Saved entries
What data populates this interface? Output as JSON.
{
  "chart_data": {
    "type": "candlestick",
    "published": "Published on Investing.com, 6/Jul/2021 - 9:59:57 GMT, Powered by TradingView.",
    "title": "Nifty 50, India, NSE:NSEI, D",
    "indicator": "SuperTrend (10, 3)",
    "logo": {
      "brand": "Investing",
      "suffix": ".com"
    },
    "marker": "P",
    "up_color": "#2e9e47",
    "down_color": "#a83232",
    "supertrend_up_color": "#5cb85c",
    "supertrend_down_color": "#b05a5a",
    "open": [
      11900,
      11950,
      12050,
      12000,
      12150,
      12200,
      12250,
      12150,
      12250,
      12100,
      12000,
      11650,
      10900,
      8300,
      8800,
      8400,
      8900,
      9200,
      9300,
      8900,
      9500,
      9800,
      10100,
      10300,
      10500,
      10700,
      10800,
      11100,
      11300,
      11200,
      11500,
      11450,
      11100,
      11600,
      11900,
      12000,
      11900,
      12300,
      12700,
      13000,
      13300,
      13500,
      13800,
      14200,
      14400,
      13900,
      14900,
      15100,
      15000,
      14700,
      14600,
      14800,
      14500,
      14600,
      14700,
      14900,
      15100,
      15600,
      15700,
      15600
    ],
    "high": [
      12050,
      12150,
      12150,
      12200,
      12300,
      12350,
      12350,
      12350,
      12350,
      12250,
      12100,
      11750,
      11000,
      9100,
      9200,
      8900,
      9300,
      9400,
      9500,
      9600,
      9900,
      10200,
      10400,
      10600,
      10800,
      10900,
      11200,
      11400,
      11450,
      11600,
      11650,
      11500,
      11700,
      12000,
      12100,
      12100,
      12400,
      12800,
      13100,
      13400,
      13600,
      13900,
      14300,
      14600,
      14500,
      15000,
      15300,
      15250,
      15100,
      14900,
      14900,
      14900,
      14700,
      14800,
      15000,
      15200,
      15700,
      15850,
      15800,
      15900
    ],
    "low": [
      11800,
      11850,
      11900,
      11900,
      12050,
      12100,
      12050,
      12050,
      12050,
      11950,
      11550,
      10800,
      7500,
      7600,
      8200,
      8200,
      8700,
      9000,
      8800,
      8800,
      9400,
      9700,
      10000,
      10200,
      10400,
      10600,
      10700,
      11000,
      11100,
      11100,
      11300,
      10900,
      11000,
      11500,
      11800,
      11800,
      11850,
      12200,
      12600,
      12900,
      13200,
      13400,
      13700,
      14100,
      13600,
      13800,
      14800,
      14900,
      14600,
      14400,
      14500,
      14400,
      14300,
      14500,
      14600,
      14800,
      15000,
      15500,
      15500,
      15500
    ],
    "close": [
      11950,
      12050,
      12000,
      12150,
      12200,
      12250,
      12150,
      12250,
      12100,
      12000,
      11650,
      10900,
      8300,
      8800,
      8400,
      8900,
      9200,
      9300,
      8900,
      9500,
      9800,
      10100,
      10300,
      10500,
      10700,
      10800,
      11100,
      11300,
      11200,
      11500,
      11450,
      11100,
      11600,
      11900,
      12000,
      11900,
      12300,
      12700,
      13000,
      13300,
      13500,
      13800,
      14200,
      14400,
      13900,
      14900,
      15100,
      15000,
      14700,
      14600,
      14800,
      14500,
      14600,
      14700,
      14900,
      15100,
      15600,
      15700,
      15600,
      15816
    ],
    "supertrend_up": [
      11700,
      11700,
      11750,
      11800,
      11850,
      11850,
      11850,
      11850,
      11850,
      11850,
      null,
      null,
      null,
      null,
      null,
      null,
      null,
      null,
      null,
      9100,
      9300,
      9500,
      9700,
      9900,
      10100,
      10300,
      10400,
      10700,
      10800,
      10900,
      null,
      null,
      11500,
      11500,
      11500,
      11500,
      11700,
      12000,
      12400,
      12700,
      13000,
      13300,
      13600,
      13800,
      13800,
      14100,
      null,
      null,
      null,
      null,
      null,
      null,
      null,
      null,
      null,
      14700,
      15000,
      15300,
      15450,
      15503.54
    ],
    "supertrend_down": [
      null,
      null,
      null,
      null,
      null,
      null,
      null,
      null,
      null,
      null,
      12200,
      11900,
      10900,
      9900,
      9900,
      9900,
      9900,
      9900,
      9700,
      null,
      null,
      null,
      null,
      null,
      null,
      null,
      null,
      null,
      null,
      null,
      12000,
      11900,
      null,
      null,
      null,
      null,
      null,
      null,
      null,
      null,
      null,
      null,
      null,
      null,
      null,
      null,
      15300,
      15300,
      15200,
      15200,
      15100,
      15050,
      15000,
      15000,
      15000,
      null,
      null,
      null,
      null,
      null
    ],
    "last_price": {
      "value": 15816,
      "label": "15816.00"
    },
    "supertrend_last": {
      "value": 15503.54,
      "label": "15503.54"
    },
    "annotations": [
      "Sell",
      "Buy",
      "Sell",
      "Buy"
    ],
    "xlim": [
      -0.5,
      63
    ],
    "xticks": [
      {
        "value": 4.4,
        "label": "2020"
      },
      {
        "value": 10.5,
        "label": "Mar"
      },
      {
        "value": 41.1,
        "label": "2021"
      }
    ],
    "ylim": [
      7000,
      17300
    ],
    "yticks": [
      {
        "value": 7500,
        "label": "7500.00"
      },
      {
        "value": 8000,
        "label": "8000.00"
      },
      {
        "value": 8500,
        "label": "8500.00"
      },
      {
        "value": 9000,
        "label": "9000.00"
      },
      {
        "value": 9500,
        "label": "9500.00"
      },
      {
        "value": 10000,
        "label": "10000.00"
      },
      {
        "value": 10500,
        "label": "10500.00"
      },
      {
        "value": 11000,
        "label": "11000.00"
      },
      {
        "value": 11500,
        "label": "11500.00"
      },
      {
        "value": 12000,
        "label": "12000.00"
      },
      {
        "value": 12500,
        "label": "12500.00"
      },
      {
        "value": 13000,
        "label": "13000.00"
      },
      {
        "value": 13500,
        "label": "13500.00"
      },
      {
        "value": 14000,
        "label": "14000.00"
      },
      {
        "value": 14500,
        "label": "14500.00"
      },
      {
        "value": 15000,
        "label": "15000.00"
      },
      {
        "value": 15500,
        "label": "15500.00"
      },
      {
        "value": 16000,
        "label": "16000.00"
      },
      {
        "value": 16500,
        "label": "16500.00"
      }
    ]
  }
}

### Aim
The entries above should be repeated exactly, every one of them.

### Correct answer
What data populates this interface? Output as JSON.
{
  "chart_data": {
    "type": "candlestick",
    "published": "Published on Investing.com, 6/Jul/2021 - 9:59:57 GMT, Powered by TradingView.",
    "title": "Nifty 50, India, NSE:NSEI, D",
    "indicator": "SuperTrend (10, 3)",
    "logo": {
      "brand": "Investing",
      "suffix": ".com"
    },
    "marker": "P",
    "up_color": "#2e9e47",
    "down_color": "#a83232",
    "supertrend_up_color": "#5cb85c",
    "supertrend_down_color": "#b05a5a",
    "open": [
      11900,
      11950,
      12050,
      12000,
      12150,
      12200,
      12250,
      12150,
      12250,
      12100,
      12000,
      11650,
      10900,
      8300,
      8800,
      8400,
      8900,
      9200,
      9300,
      8900,
      9500,
      9800,
      10100,
      10300,
      10500,
      10700,
      10800,
      11100,
      11300,
      11200,
      11500,
      11450,
      11100,
      11600,
      11900,
      12000,
      11900,
      12300,
      12700,
      13000,
      13300,
      13500,
      13800,
      14200,
      14400,
      13900,
      14900,
      15100,
      15000,
      14700,
      14600,
      14800,
      14500,
      14600,
      14700,
      14900,
      15100,
      15600,
      15700,
      15600
    ],
    "high": [
      12050,
      12150,
      12150,
      12200,
      12300,
      12350,
      12350,
      12350,
      12350,
      12250,
      12100,
      11750,
      11000,
      9100,
      9200,
      8900,
      9300,
      9400,
      9500,
      9600,
      9900,
      10200,
      10400,
      10600,
      10800,
      10900,
      11200,
      11400,
      11450,
      11600,
      11650,
      11500,
      11700,
      12000,
      12100,
      12100,
      12400,
      12800,
      13100,
      13400,
      13600,
      13900,
      14300,
      14600,
      14500,
      15000,
      15300,
      15250,
      15100,
      14900,
      14900,
      14900,
      14700,
      14800,
      15000,
      15200,
      15700,
      15850,
      15800,
      15900
    ],
    "low": [
      11800,
      11850,
      11900,
      11900,
      12050,
      12100,
      12050,
      12050,
      12050,
      11950,
      11550,
      10800,
      7500,
      7600,
      8200,
      8200,
      8700,
      9000,
      8800,
      8800,
      9400,
      9700,
      10000,
      10200,
      10400,
      10600,
      10700,
      11000,
      11100,
      11100,
      11300,
      10900,
      11000,
      11500,
      11800,
      11800,
      11850,
      12200,
      12600,
      12900,
      13200,
      13400,
      13700,
      14100,
      13600,
      13800,
      14800,
      14900,
      14600,
      14400,
      14500,
      14400,
      14300,
      14500,
      14600,
      14800,
      15000,
      15500,
      15500,
      15500
    ],
    "close": [
      11950,
      12050,
      12000,
      12150,
      12200,
      12250,
      12150,
      12250,
      12100,
      12000,
      11650,
      10900,
      8300,
      8800,
      8400,
      8900,
      9200,
      9300,
      8900,
      9500,
      9800,
      10100,
      10300,
      10500,
      10700,
      10800,
      11100,
      11300,
      11200,
      11500,
      11450,
      11100,
      11600,
      11900,
      12000,
      11900,
      12300,
      12700,
      13000,
      13300,
      13500,
      13800,
      14200,
      14400,
      13900,
      14900,
      15100,
      15000,
      14700,
      14600,
      14800,
      14500,
      14600,
      14700,
      14900,
      15100,
      15600,
      15700,
      15600,
      15816
    ],
    "supertrend_up": [
      11700,
      11700,
      11750,
      11800,
      11850,
      11850,
      11850,
      11850,
      11850,
      11850,
      null,
      null,
      null,
      null,
      null,
      null,
      null,
      null,
      null,
      9100,
      9300,
      9500,
      9700,
      9900,
      10100,
      10300,
      10400,
      10700,
      10800,
      10900,
      null,
      null,
      11500,
      11500,
      11500,
      11500,
      11700,
      12000,
      12400,
      12700,
      13000,
      13300,
      13600,
      13800,
      13800,
      14100,
      null,
      null,
      null,
      null,
      null,
      null,
      null,
      null,
      null,
      14700,
      15000,
      15300,
      15450,
      15503.54
    ],
    "supertrend_down": [
      null,
      null,
      null,
      null,
      null,
      null,
      null,
      null,
      null,
      null,
      12200,
      11900,
      10900,
      9900,
      9900,
      9900,
      9900,
      9900,
      9700,
      null,
      null,
      null,
      null,
      null,
      null,
      null,
      null,
      null,
      null,
      null,
      12000,
      11900,
      null,
      null,
      null,
      null,
      null,
      null,
      null,
      null,
      null,
      null,
      null,
      null,
      null,
      null,
      15300,
      15300,
      15200,
      15200,
      15100,
      15050,
      15000,
      15000,
      15000,
      null,
      null,
      null,
      null,
      null
    ],
    "last_price": {
      "value": 15816,
      "label": "15816.00"
    },
    "supertrend_last": {
      "value": 15503.54,
      "label": "15503.54"
    },
    "annotations": [
      "Sell",
      "Buy",
      "Sell",
      "Buy"
    ],
    "xlim": [
      -0.5,
      63
    ],
    "xticks": [
      {
        "value": 4.4,
        "label": "2020"
      },
      {
        "value": 10.5,
        "label": "Mar"
      },
      {
        "value": 41.1,
        "label": "2021"
      }
    ],
    "ylim": [
      7000,
      17300
    ],
    "yticks": [
      {
        "value": 7500,
        "label": "7500.00"
      },
      {
        "value": 8000,
        "label": "8000.00"
      },
      {
        "value": 8500,
        "label": "8500.00"
      },
      {
        "value": 9000,
        "label": "9000.00"
      },
      {
        "value": 9500,
        "label": "9500.00"
      },
      {
        "value": 10000,
        "label": "10000.00"
      },
      {
        "value": 10500,
        "label": "10500.00"
      },
      {
        "value": 11000,
        "label": "11000.00"
      },
      {
        "value": 11500,
        "label": "11500.00"
      },
      {
        "value": 12000,
        "label": "12000.00"
      },
      {
        "value": 12500,
        "label": "12500.00"
      },
      {
        "value": 13000,
        "label": "13000.00"
      },
      {
        "value": 13500,
        "label": "13500.00"
      },
      {
        "value": 14000,
        "label": "14000.00"
      },
      {
        "value": 14500,
        "label": "14500.00"
      },
      {
        "value": 15000,
        "label": "15000.00"
      },
      {
        "value": 15500,
        "label": "15500.00"
      },
      {
        "value": 16000,
        "label": "16000.00"
      },
      {
        "value": 16500,
        "label": "16500.00"
      }
    ]
  }
}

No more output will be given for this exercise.